[Recorded data]
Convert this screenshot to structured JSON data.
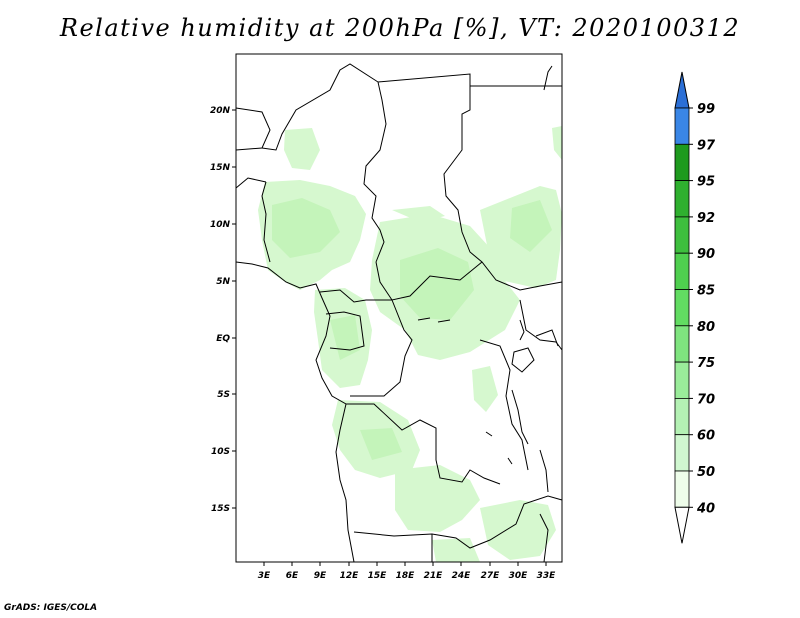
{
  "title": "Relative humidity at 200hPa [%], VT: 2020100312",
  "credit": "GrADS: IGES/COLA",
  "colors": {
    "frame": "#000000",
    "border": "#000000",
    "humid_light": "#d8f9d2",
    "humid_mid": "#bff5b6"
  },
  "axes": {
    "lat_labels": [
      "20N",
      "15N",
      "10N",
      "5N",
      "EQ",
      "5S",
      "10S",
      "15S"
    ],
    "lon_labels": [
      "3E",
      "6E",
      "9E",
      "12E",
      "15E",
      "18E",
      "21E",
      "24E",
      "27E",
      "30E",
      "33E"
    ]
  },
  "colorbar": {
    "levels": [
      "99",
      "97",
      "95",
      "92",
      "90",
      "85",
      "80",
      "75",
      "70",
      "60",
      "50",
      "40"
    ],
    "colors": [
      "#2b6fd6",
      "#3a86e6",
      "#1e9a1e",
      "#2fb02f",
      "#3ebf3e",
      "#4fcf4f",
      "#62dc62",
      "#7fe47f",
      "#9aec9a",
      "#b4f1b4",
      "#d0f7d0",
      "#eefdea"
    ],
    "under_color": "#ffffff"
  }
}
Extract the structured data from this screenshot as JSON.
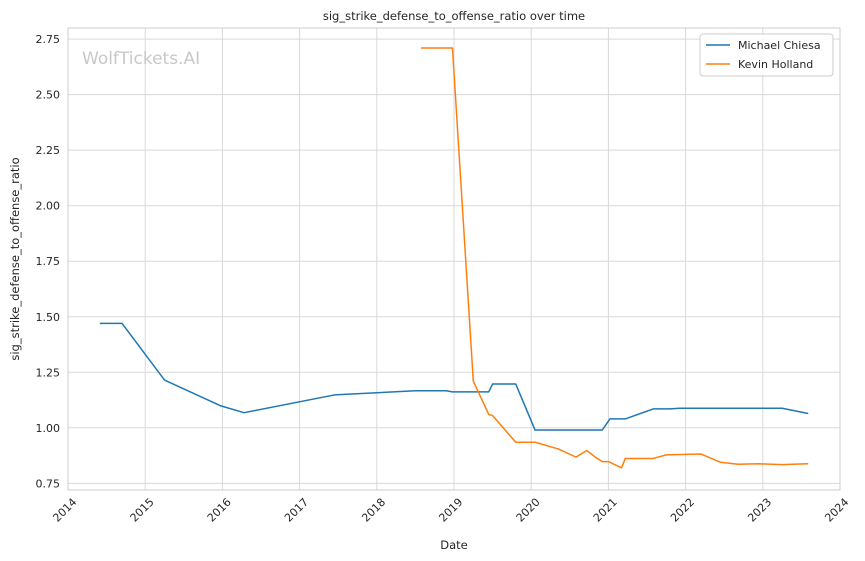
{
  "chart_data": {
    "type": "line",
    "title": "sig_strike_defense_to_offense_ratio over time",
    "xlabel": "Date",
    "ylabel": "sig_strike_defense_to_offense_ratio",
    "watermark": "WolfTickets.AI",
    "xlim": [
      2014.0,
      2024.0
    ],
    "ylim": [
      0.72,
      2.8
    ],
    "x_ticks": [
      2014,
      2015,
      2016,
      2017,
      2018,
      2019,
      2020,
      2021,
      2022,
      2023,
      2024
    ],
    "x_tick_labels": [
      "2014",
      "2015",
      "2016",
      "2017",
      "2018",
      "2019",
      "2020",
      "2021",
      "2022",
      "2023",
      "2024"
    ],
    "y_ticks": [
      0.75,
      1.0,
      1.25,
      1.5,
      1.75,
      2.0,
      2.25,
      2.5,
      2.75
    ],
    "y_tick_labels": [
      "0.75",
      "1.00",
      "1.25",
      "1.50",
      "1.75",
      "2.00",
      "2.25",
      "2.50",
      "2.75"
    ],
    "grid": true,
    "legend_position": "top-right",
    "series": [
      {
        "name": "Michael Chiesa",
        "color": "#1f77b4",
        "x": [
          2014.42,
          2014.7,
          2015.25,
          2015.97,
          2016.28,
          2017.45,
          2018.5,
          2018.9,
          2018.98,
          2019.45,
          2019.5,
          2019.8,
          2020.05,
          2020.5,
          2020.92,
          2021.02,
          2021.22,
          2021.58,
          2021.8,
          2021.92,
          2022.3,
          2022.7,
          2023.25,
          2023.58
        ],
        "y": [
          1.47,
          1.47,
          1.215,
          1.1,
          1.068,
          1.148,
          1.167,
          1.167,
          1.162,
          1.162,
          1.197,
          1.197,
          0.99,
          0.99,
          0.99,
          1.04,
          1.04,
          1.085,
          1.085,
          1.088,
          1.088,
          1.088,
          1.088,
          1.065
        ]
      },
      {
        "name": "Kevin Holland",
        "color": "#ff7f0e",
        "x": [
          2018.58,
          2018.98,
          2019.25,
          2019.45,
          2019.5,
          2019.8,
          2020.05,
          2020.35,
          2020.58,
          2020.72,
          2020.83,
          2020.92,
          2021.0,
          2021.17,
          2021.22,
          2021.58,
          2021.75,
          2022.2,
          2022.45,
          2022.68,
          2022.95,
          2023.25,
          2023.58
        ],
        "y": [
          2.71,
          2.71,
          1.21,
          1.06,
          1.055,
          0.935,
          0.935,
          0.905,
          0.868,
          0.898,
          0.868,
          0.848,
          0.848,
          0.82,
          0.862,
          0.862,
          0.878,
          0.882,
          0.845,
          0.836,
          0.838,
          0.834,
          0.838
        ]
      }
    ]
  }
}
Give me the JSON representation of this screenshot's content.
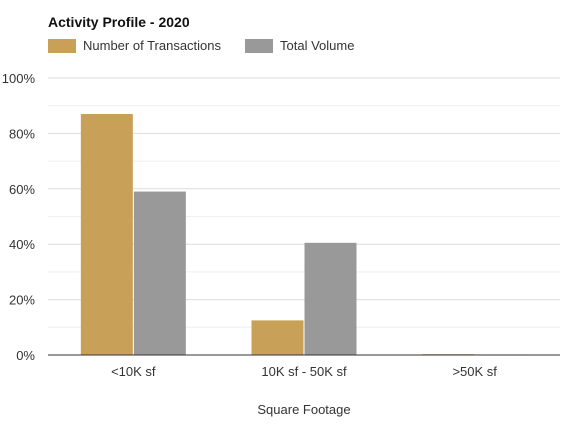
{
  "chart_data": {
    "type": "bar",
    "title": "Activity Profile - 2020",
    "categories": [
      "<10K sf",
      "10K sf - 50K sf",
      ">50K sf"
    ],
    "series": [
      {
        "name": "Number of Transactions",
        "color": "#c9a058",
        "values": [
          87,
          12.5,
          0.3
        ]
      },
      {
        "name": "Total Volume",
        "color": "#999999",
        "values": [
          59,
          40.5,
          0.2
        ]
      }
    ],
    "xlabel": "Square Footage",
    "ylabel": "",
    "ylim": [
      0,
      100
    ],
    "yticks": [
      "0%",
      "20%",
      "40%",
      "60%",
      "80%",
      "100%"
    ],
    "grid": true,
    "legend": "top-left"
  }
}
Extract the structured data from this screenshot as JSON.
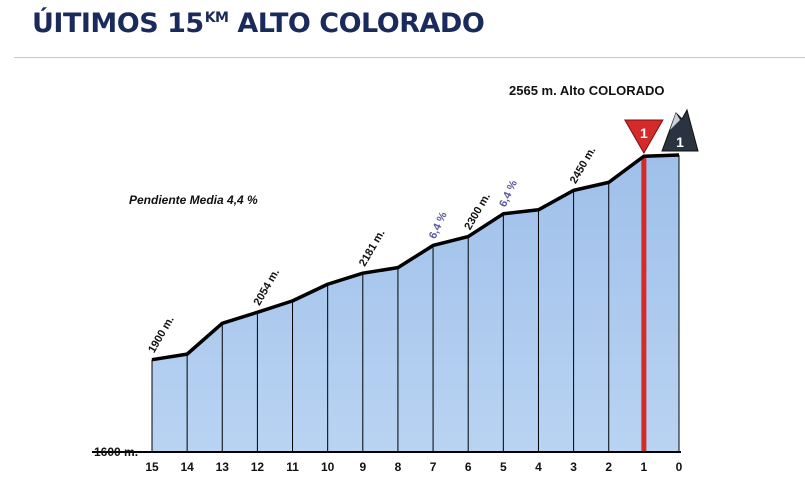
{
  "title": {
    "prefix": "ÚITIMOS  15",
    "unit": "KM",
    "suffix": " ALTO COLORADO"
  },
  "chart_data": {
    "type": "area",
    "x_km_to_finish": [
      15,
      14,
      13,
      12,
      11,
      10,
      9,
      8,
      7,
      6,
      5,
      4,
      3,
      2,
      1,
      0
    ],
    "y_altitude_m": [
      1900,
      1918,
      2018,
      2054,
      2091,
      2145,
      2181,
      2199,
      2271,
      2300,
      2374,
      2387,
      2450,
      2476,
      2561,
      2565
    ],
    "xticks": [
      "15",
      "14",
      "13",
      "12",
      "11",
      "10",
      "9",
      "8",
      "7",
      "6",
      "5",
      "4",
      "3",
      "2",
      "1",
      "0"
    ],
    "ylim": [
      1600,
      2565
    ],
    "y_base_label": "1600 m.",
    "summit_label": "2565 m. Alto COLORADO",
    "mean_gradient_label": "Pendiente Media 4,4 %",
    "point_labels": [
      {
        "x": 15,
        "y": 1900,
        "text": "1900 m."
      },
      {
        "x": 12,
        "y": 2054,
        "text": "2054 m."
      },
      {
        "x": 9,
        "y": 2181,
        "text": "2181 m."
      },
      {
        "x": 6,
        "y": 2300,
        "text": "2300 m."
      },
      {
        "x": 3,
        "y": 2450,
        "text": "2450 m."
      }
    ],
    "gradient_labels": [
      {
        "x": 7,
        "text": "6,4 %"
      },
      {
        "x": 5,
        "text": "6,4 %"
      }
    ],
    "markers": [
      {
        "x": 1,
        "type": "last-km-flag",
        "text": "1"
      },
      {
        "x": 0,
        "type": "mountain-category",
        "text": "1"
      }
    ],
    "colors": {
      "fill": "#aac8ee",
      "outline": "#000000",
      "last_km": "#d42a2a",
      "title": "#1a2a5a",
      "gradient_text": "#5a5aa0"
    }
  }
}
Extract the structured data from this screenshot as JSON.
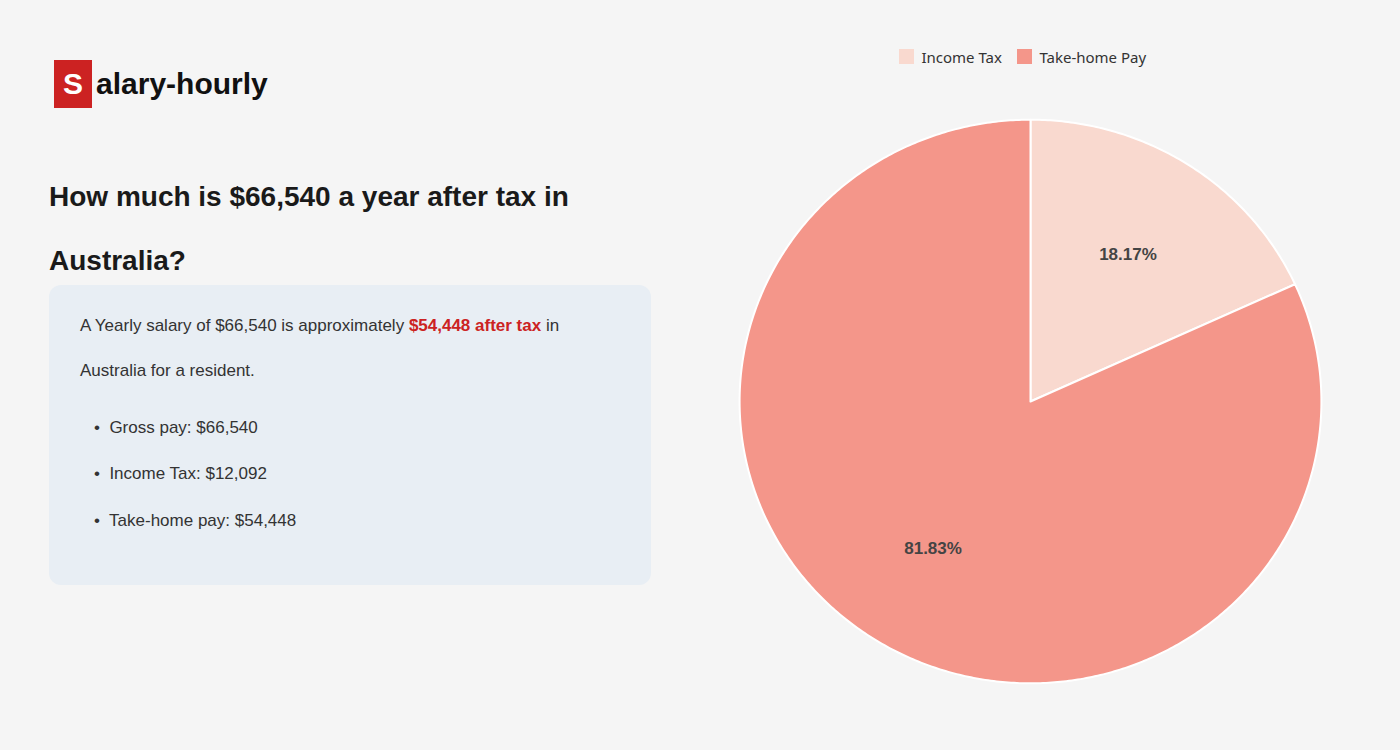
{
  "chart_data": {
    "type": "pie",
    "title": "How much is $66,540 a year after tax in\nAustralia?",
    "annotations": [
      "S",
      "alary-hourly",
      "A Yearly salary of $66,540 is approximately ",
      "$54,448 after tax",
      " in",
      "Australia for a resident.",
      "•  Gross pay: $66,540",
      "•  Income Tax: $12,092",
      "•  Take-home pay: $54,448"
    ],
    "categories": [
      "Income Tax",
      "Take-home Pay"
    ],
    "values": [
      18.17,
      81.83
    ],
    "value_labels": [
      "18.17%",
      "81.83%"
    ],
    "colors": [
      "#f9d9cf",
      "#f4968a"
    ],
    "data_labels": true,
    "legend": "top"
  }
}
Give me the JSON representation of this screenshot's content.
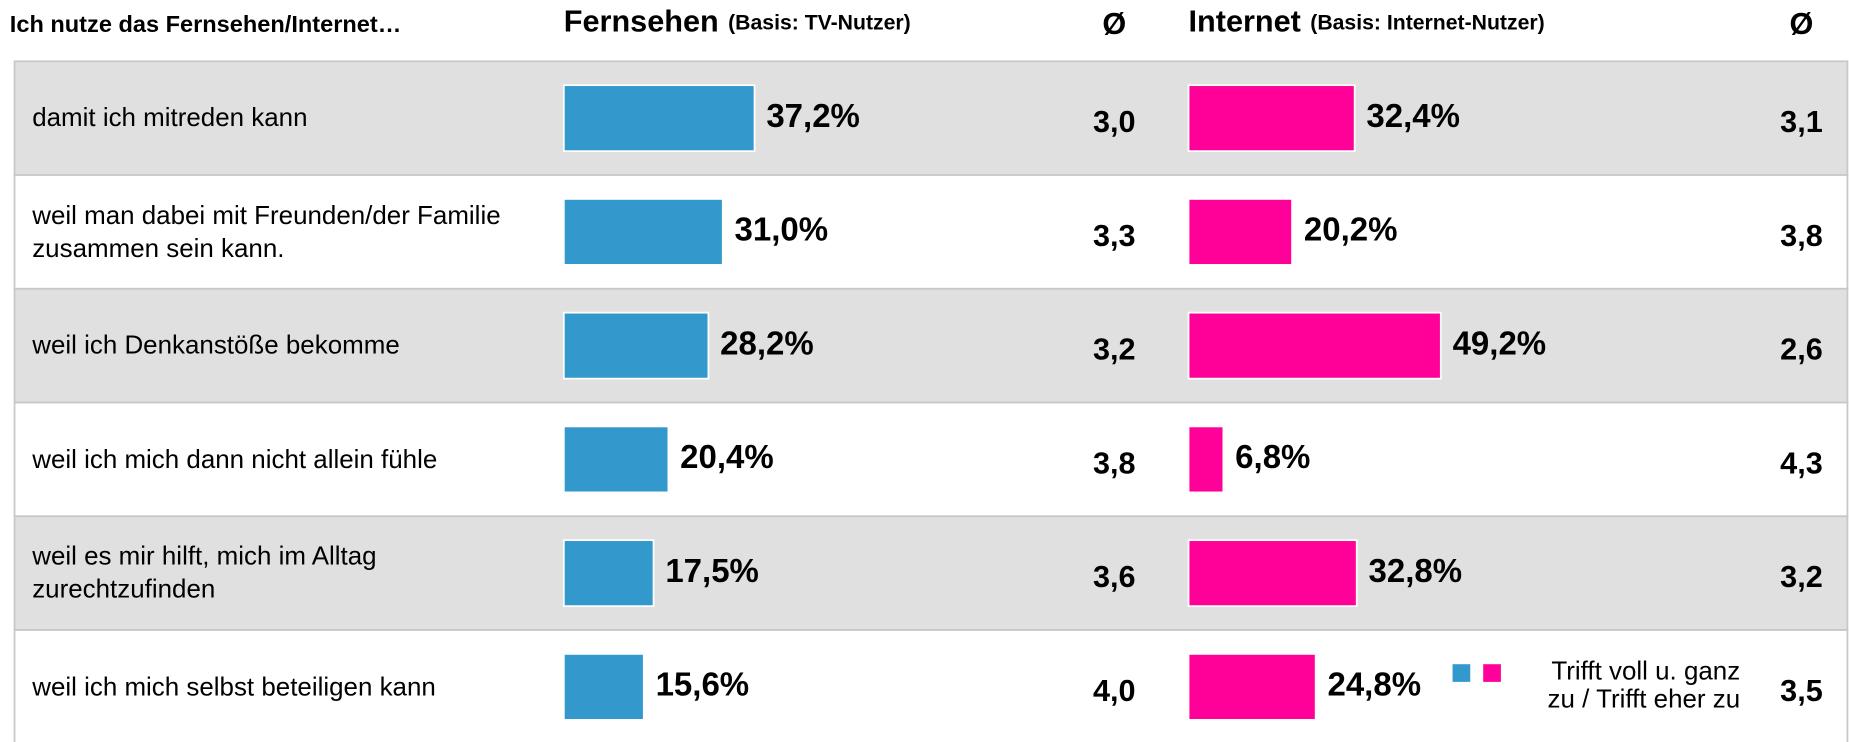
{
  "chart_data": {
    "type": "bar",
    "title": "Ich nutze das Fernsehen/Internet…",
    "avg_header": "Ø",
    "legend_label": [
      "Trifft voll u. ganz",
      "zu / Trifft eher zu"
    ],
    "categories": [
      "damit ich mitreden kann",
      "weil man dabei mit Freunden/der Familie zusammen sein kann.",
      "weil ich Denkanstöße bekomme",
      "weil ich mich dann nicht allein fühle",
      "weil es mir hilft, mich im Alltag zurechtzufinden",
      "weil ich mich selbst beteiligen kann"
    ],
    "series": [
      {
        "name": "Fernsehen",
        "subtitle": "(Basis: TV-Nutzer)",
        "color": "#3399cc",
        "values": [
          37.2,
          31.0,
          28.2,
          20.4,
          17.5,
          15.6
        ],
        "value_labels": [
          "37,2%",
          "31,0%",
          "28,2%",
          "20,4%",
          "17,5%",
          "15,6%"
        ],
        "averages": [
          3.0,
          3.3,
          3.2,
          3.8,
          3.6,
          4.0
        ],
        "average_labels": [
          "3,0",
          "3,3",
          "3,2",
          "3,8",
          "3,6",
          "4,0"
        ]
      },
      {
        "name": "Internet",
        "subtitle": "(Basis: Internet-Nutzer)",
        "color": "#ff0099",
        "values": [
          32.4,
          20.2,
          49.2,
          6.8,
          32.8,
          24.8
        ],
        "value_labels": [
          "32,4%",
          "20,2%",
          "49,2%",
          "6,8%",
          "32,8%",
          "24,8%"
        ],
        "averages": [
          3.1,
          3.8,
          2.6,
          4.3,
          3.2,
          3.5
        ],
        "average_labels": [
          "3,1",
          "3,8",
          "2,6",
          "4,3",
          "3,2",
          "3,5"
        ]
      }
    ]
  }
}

Direction:
In the entries above, find every line with the word "weil" and list it.

Final answer:
      "weil man dabei mit Freunden/der Familie zusammen sein kann.",
      "weil ich Denkanstöße bekomme",
      "weil ich mich dann nicht allein fühle",
      "weil es mir hilft, mich im Alltag zurechtzufinden",
      "weil ich mich selbst beteiligen kann"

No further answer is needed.